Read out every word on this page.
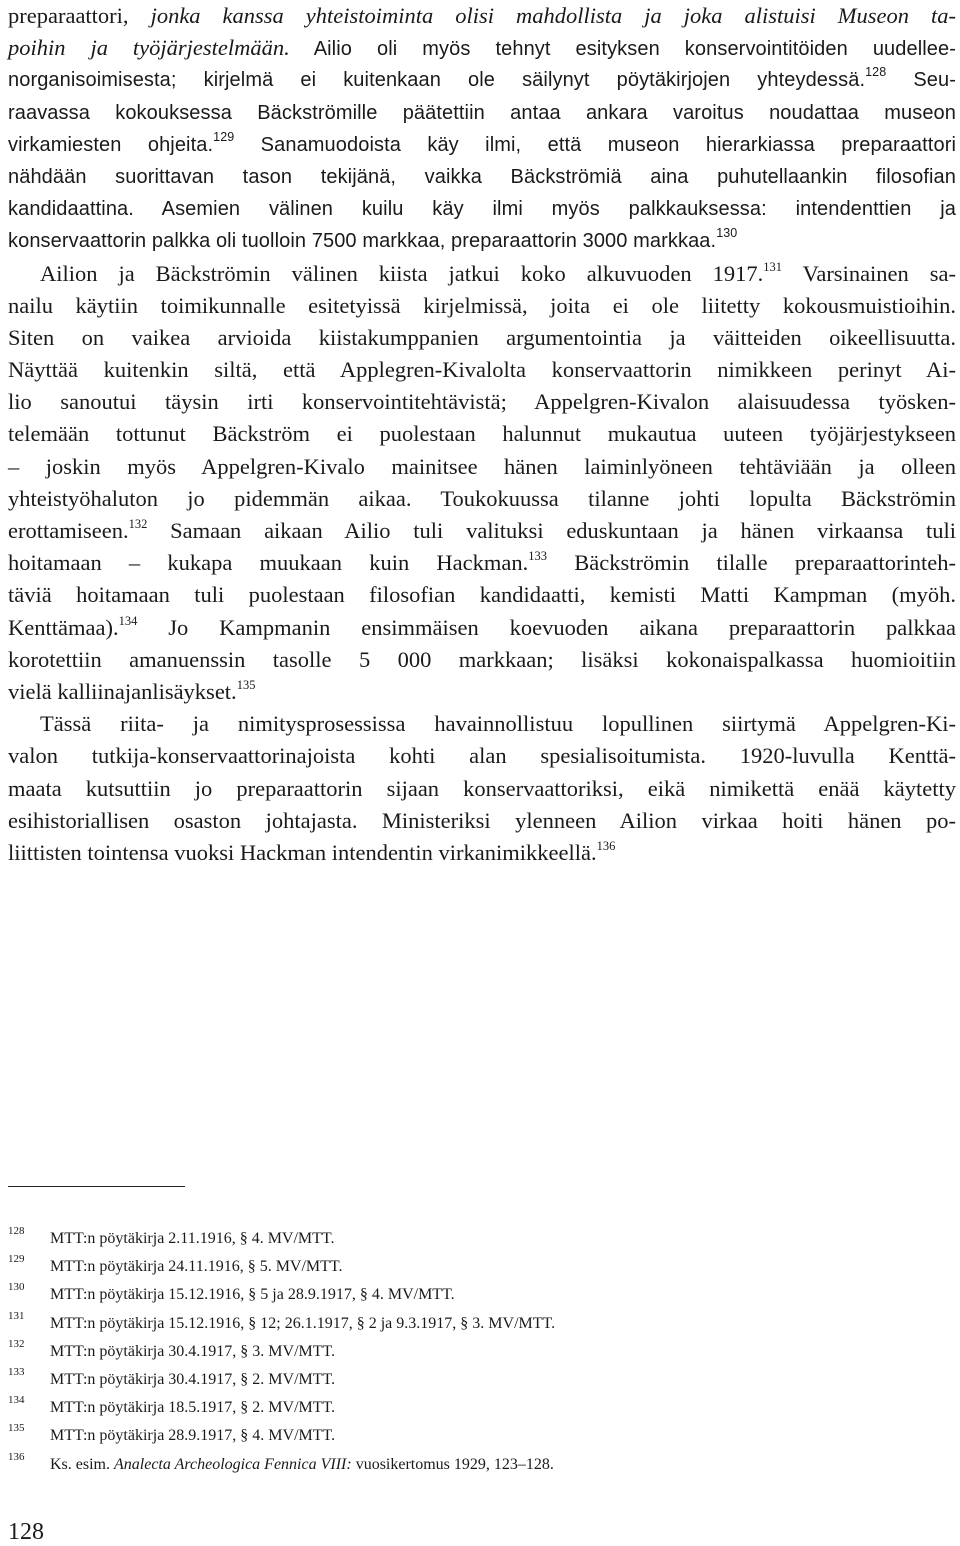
preparaattori, jonka kanssa yhteistoiminta olisi mahdollista ja joka alistuisi Museon ta-
poihin ja työjärjestelmään. Ailio oli myös tehnyt esityksen konservointitöiden uudellee-
norganisoimisesta; kirjelmä ei kuitenkaan ole säilynyt pöytäkirjojen yhteydessä.$^{128}$ Seu-
raavassa kokouksessa Bäckströmille päätettiin antaa ankara varoitus noudattaa museon
virkamiesten ohjeita.$^{129}$ Sanamuodoista käy ilmi, että museon hierarkiassa preparaattori
nähdään suorittavan tason tekijänä, vaikka Bäckströmiä aina puhutellaankin filosofian
kandidaattina. Asemien välinen kuilu käy ilmi myös palkkauksessa: intendenttien ja
konservaattorin palkka oli tuolloin 7500 markkaa, preparaattorin 3000 markkaa.$^{130}$
Ailion ja Bäckströmin välinen kiista jatkui koko alkuvuoden 1917.$^{131}$ Varsinainen sa-
nailu käytiin toimikunnalle esitetyissä kirjelmissä, joita ei ole liitetty kokousmuistioihin.
Siten on vaikea arvioida kiistakumppanien argumentointia ja väitteiden oikeellisuutta.
Näyttää kuitenkin siltä, että Applegren-Kivalolta konservaattorin nimikkeen perinyt Ai-
lio sanoutui täysin irti konservointitehtävistä; Appelgren-Kivalon alaisuudessa työsken-
telemään tottunut Bäckström ei puolestaan halunnut mukautua uuteen työjärjestykseen
– joskin myös Appelgren-Kivalo mainitsee hänen laiminlyöneen tehtäviään ja olleen
yhteistyöhaluton jo pidemmän aikaa. Toukokuussa tilanne johti lopulta Bäckströmin
erottamiseen.$^{132}$ Samaan aikaan Ailio tuli valituksi eduskuntaan ja hänen virkaansa tuli
hoitamaan – kukapa muukaan kuin Hackman.$^{133}$ Bäckströmin tilalle preparaattorinteh-
täviä hoitamaan tuli puolestaan filosofian kandidaatti, kemisti Matti Kampman (myöh.
Kenttämaa).$^{134}$ Jo Kampmanin ensimmäisen koevuoden aikana preparaattorin palkkaa
korotettiin amanuenssin tasolle 5 000 markkaan; lisäksi kokonaispalkassa huomioitiin
vielä kalliinajanlisäykset.$^{135}$
Tässä riita- ja nimitysprosessissa havainnollistuu lopullinen siirtymä Appelgren-Ki-
valon tutkija-konservaattorinajoista kohti alan spesialisoitumista. 1920-luvulla Kenttä-
maata kutsuttiin jo preparaattorin sijaan konservaattoriksi, eikä nimikettä enää käytetty
esihistoriallisen osaston johtajasta. Ministeriksi ylenneen Ailion virkaa hoiti hänen po-
liittisten tointensa vuoksi Hackman intendentin virkanimikkeellä.$^{136}$
128 MTT:n pöytäkirja 2.11.1916, § 4. MV/MTT.
129 MTT:n pöytäkirja 24.11.1916, § 5. MV/MTT.
130 MTT:n pöytäkirja 15.12.1916, § 5 ja 28.9.1917, § 4. MV/MTT.
131 MTT:n pöytäkirja 15.12.1916, § 12; 26.1.1917, § 2 ja 9.3.1917, § 3. MV/MTT.
132 MTT:n pöytäkirja 30.4.1917, § 3. MV/MTT.
133 MTT:n pöytäkirja 30.4.1917, § 2. MV/MTT.
134 MTT:n pöytäkirja 18.5.1917, § 2. MV/MTT.
135 MTT:n pöytäkirja 28.9.1917, § 4. MV/MTT.
136 Ks. esim. Analecta Archeologica Fennica VIII: vuosikertomus 1929, 123–128.
128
____________
* **Brief**: Using the records above, retype everything exactly except the pictures.

* **Final result**:
Read out every word on this page.
preparaattori, jonka kanssa yhteistoiminta olisi mahdollista ja joka alistuisi Museon ta-
poihin ja työjärjestelmään. Ailio oli myös tehnyt esityksen konservointitöiden uudellee-
norganisoimisesta; kirjelmä ei kuitenkaan ole säilynyt pöytäkirjojen yhteydessä.$^{128}$ Seu-
raavassa kokouksessa Bäckströmille päätettiin antaa ankara varoitus noudattaa museon
virkamiesten ohjeita.$^{129}$ Sanamuodoista käy ilmi, että museon hierarkiassa preparaattori
nähdään suorittavan tason tekijänä, vaikka Bäckströmiä aina puhutellaankin filosofian
kandidaattina. Asemien välinen kuilu käy ilmi myös palkkauksessa: intendenttien ja
konservaattorin palkka oli tuolloin 7500 markkaa, preparaattorin 3000 markkaa.$^{130}$
Ailion ja Bäckströmin välinen kiista jatkui koko alkuvuoden 1917.$^{131}$ Varsinainen sa-
nailu käytiin toimikunnalle esitetyissä kirjelmissä, joita ei ole liitetty kokousmuistioihin.
Siten on vaikea arvioida kiistakumppanien argumentointia ja väitteiden oikeellisuutta.
Näyttää kuitenkin siltä, että Applegren-Kivalolta konservaattorin nimikkeen perinyt Ai-
lio sanoutui täysin irti konservointitehtävistä; Appelgren-Kivalon alaisuudessa työsken-
telemään tottunut Bäckström ei puolestaan halunnut mukautua uuteen työjärjestykseen
– joskin myös Appelgren-Kivalo mainitsee hänen laiminlyöneen tehtäviään ja olleen
yhteistyöhaluton jo pidemmän aikaa. Toukokuussa tilanne johti lopulta Bäckströmin
erottamiseen.$^{132}$ Samaan aikaan Ailio tuli valituksi eduskuntaan ja hänen virkaansa tuli
hoitamaan – kukapa muukaan kuin Hackman.$^{133}$ Bäckströmin tilalle preparaattorinteh-
täviä hoitamaan tuli puolestaan filosofian kandidaatti, kemisti Matti Kampman (myöh.
Kenttämaa).$^{134}$ Jo Kampmanin ensimmäisen koevuoden aikana preparaattorin palkkaa
korotettiin amanuenssin tasolle 5 000 markkaan; lisäksi kokonaispalkassa huomioitiin
vielä kalliinajanlisäykset.$^{135}$
Tässä riita- ja nimitysprosessissa havainnollistuu lopullinen siirtymä Appelgren-Ki-
valon tutkija-konservaattorinajoista kohti alan spesialisoitumista. 1920-luvulla Kenttä-
maata kutsuttiin jo preparaattorin sijaan konservaattoriksi, eikä nimikettä enää käytetty
esihistoriallisen osaston johtajasta. Ministeriksi ylenneen Ailion virkaa hoiti hänen po-
liittisten tointensa vuoksi Hackman intendentin virkanimikkeellä.$^{136}$
128 MTT:n pöytäkirja 2.11.1916, § 4. MV/MTT.
129 MTT:n pöytäkirja 24.11.1916, § 5. MV/MTT.
130 MTT:n pöytäkirja 15.12.1916, § 5 ja 28.9.1917, § 4. MV/MTT.
131 MTT:n pöytäkirja 15.12.1916, § 12; 26.1.1917, § 2 ja 9.3.1917, § 3. MV/MTT.
132 MTT:n pöytäkirja 30.4.1917, § 3. MV/MTT.
133 MTT:n pöytäkirja 30.4.1917, § 2. MV/MTT.
134 MTT:n pöytäkirja 18.5.1917, § 2. MV/MTT.
135 MTT:n pöytäkirja 28.9.1917, § 4. MV/MTT.
136 Ks. esim. Analecta Archeologica Fennica VIII: vuosikertomus 1929, 123–128.
128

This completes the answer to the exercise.